From the listing below, pull out all lines with "comments" in them.

>> START

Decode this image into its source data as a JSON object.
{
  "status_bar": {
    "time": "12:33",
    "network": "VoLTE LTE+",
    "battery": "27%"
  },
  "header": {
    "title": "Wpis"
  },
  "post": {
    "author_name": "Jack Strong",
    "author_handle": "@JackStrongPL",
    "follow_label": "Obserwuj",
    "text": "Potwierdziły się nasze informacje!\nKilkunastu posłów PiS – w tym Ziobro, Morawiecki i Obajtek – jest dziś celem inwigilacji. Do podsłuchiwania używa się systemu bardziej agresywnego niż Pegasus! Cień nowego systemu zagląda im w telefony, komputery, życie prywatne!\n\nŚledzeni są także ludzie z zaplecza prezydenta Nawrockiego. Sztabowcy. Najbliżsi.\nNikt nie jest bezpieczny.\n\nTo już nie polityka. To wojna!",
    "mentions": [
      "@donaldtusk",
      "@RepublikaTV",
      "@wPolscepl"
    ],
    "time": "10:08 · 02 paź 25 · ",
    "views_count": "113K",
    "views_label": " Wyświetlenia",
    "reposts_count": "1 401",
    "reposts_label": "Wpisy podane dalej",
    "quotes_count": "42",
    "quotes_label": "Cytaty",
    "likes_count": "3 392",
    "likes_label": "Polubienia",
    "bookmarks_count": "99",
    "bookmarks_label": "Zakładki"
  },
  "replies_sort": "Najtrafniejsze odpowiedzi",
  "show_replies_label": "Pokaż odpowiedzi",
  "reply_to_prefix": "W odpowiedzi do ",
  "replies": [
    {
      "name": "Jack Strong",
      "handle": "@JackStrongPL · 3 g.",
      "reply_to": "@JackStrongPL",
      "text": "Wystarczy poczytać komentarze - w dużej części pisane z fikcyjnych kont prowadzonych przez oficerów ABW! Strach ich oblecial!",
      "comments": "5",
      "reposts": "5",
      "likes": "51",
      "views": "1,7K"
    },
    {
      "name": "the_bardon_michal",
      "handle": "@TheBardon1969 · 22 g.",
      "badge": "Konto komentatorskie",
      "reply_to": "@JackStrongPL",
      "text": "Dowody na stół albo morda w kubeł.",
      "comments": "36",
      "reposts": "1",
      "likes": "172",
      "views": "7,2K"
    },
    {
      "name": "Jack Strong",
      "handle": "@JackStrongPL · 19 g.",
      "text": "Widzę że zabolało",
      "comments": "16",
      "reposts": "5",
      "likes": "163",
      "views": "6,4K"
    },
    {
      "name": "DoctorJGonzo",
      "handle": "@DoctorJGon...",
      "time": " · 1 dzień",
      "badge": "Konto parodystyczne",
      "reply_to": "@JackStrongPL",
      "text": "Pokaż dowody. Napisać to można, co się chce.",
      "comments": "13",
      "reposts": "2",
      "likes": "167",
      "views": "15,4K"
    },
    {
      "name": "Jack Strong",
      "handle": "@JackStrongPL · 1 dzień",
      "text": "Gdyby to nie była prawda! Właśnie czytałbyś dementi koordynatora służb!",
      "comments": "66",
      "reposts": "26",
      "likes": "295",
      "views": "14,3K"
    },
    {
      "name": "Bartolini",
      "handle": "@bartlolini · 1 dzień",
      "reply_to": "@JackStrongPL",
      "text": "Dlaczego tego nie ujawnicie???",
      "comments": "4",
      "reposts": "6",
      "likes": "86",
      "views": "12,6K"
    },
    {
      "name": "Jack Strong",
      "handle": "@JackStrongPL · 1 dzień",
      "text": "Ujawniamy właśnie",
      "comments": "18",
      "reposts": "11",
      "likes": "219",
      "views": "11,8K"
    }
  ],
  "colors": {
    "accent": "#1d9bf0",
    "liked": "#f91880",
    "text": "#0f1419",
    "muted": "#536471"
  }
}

>> END

§ **Solution to the exercise**:
      "comments": "5",
      "comments": "36",
      "comments": "16",
      "comments": "13",
      "comments": "66",
      "comments": "4",
      "comments": "18",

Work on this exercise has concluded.